(Data records)
========

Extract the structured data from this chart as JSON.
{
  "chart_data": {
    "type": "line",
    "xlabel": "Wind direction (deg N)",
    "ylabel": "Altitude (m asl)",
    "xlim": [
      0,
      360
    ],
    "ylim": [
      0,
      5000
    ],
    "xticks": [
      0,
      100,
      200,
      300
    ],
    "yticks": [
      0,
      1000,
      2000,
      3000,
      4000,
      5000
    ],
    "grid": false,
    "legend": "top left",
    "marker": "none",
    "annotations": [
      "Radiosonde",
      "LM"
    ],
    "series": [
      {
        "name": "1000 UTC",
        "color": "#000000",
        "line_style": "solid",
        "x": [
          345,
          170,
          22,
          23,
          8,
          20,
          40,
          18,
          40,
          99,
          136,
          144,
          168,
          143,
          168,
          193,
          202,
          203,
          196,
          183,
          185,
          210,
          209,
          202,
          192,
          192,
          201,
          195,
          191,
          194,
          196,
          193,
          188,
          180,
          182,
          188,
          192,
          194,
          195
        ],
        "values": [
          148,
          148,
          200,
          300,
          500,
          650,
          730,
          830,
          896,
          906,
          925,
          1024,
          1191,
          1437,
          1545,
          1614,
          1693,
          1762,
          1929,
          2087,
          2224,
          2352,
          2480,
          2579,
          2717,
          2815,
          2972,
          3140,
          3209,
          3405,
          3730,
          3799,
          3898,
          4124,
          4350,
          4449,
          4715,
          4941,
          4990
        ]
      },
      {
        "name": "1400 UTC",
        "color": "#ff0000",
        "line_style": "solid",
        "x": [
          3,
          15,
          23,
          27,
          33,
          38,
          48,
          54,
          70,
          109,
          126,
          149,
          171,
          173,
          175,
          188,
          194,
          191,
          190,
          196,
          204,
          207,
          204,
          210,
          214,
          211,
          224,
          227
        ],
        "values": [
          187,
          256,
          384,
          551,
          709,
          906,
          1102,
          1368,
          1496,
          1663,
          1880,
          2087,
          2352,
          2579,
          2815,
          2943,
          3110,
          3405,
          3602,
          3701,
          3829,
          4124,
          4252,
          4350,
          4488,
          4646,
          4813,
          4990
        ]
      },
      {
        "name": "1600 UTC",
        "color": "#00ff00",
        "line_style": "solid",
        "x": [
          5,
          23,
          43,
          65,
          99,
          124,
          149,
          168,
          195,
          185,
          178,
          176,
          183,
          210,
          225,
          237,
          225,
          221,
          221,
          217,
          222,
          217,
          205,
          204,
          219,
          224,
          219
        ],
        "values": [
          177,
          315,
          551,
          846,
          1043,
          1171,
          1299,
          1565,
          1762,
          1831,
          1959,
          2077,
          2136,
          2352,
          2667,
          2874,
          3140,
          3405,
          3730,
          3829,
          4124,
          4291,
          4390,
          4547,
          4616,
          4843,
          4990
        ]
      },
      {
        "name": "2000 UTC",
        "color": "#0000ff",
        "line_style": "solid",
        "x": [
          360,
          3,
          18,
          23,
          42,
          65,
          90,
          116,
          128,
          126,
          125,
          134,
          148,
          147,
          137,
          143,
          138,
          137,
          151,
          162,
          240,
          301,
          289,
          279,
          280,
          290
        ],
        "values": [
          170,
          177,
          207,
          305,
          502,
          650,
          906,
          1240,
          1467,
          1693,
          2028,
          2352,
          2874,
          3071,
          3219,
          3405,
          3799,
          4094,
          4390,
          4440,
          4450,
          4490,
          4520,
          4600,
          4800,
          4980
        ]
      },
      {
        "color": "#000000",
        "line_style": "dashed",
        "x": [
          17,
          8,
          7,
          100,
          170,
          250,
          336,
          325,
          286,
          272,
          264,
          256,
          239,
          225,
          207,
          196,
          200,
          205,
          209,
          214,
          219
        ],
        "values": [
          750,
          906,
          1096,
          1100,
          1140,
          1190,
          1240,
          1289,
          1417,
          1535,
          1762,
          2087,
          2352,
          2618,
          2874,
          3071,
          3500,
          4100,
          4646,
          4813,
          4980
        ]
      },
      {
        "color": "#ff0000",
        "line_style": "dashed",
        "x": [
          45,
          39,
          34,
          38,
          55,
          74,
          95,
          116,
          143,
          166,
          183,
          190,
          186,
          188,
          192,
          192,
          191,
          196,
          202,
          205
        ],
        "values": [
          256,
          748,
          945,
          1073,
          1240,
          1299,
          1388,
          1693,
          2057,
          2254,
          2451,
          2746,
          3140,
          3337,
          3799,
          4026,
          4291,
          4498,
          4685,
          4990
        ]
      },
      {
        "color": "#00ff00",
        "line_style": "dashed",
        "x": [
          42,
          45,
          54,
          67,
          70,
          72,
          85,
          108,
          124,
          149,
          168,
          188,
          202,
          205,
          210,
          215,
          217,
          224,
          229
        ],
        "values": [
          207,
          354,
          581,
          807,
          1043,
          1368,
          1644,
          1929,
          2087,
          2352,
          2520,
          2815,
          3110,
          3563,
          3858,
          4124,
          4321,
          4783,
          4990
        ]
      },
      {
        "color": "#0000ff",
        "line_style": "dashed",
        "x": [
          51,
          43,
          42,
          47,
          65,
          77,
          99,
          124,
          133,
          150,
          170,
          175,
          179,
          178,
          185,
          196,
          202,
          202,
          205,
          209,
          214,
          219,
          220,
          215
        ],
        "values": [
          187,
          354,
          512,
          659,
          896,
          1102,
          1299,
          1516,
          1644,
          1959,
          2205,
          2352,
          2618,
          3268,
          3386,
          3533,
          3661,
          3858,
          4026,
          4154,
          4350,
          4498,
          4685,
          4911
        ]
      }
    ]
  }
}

========

- EXERCISE AIM
Your task is to reproduce the whole listing exactly.

- TASK RESULT
Extract the structured data from this chart as JSON.
{
  "chart_data": {
    "type": "line",
    "xlabel": "Wind direction (deg N)",
    "ylabel": "Altitude (m asl)",
    "xlim": [
      0,
      360
    ],
    "ylim": [
      0,
      5000
    ],
    "xticks": [
      0,
      100,
      200,
      300
    ],
    "yticks": [
      0,
      1000,
      2000,
      3000,
      4000,
      5000
    ],
    "grid": false,
    "legend": "top left",
    "marker": "none",
    "annotations": [
      "Radiosonde",
      "LM"
    ],
    "series": [
      {
        "name": "1000 UTC",
        "color": "#000000",
        "line_style": "solid",
        "x": [
          345,
          170,
          22,
          23,
          8,
          20,
          40,
          18,
          40,
          99,
          136,
          144,
          168,
          143,
          168,
          193,
          202,
          203,
          196,
          183,
          185,
          210,
          209,
          202,
          192,
          192,
          201,
          195,
          191,
          194,
          196,
          193,
          188,
          180,
          182,
          188,
          192,
          194,
          195
        ],
        "values": [
          148,
          148,
          200,
          300,
          500,
          650,
          730,
          830,
          896,
          906,
          925,
          1024,
          1191,
          1437,
          1545,
          1614,
          1693,
          1762,
          1929,
          2087,
          2224,
          2352,
          2480,
          2579,
          2717,
          2815,
          2972,
          3140,
          3209,
          3405,
          3730,
          3799,
          3898,
          4124,
          4350,
          4449,
          4715,
          4941,
          4990
        ]
      },
      {
        "name": "1400 UTC",
        "color": "#ff0000",
        "line_style": "solid",
        "x": [
          3,
          15,
          23,
          27,
          33,
          38,
          48,
          54,
          70,
          109,
          126,
          149,
          171,
          173,
          175,
          188,
          194,
          191,
          190,
          196,
          204,
          207,
          204,
          210,
          214,
          211,
          224,
          227
        ],
        "values": [
          187,
          256,
          384,
          551,
          709,
          906,
          1102,
          1368,
          1496,
          1663,
          1880,
          2087,
          2352,
          2579,
          2815,
          2943,
          3110,
          3405,
          3602,
          3701,
          3829,
          4124,
          4252,
          4350,
          4488,
          4646,
          4813,
          4990
        ]
      },
      {
        "name": "1600 UTC",
        "color": "#00ff00",
        "line_style": "solid",
        "x": [
          5,
          23,
          43,
          65,
          99,
          124,
          149,
          168,
          195,
          185,
          178,
          176,
          183,
          210,
          225,
          237,
          225,
          221,
          221,
          217,
          222,
          217,
          205,
          204,
          219,
          224,
          219
        ],
        "values": [
          177,
          315,
          551,
          846,
          1043,
          1171,
          1299,
          1565,
          1762,
          1831,
          1959,
          2077,
          2136,
          2352,
          2667,
          2874,
          3140,
          3405,
          3730,
          3829,
          4124,
          4291,
          4390,
          4547,
          4616,
          4843,
          4990
        ]
      },
      {
        "name": "2000 UTC",
        "color": "#0000ff",
        "line_style": "solid",
        "x": [
          360,
          3,
          18,
          23,
          42,
          65,
          90,
          116,
          128,
          126,
          125,
          134,
          148,
          147,
          137,
          143,
          138,
          137,
          151,
          162,
          240,
          301,
          289,
          279,
          280,
          290
        ],
        "values": [
          170,
          177,
          207,
          305,
          502,
          650,
          906,
          1240,
          1467,
          1693,
          2028,
          2352,
          2874,
          3071,
          3219,
          3405,
          3799,
          4094,
          4390,
          4440,
          4450,
          4490,
          4520,
          4600,
          4800,
          4980
        ]
      },
      {
        "color": "#000000",
        "line_style": "dashed",
        "x": [
          17,
          8,
          7,
          100,
          170,
          250,
          336,
          325,
          286,
          272,
          264,
          256,
          239,
          225,
          207,
          196,
          200,
          205,
          209,
          214,
          219
        ],
        "values": [
          750,
          906,
          1096,
          1100,
          1140,
          1190,
          1240,
          1289,
          1417,
          1535,
          1762,
          2087,
          2352,
          2618,
          2874,
          3071,
          3500,
          4100,
          4646,
          4813,
          4980
        ]
      },
      {
        "color": "#ff0000",
        "line_style": "dashed",
        "x": [
          45,
          39,
          34,
          38,
          55,
          74,
          95,
          116,
          143,
          166,
          183,
          190,
          186,
          188,
          192,
          192,
          191,
          196,
          202,
          205
        ],
        "values": [
          256,
          748,
          945,
          1073,
          1240,
          1299,
          1388,
          1693,
          2057,
          2254,
          2451,
          2746,
          3140,
          3337,
          3799,
          4026,
          4291,
          4498,
          4685,
          4990
        ]
      },
      {
        "color": "#00ff00",
        "line_style": "dashed",
        "x": [
          42,
          45,
          54,
          67,
          70,
          72,
          85,
          108,
          124,
          149,
          168,
          188,
          202,
          205,
          210,
          215,
          217,
          224,
          229
        ],
        "values": [
          207,
          354,
          581,
          807,
          1043,
          1368,
          1644,
          1929,
          2087,
          2352,
          2520,
          2815,
          3110,
          3563,
          3858,
          4124,
          4321,
          4783,
          4990
        ]
      },
      {
        "color": "#0000ff",
        "line_style": "dashed",
        "x": [
          51,
          43,
          42,
          47,
          65,
          77,
          99,
          124,
          133,
          150,
          170,
          175,
          179,
          178,
          185,
          196,
          202,
          202,
          205,
          209,
          214,
          219,
          220,
          215
        ],
        "values": [
          187,
          354,
          512,
          659,
          896,
          1102,
          1299,
          1516,
          1644,
          1959,
          2205,
          2352,
          2618,
          3268,
          3386,
          3533,
          3661,
          3858,
          4026,
          4154,
          4350,
          4498,
          4685,
          4911
        ]
      }
    ]
  }
}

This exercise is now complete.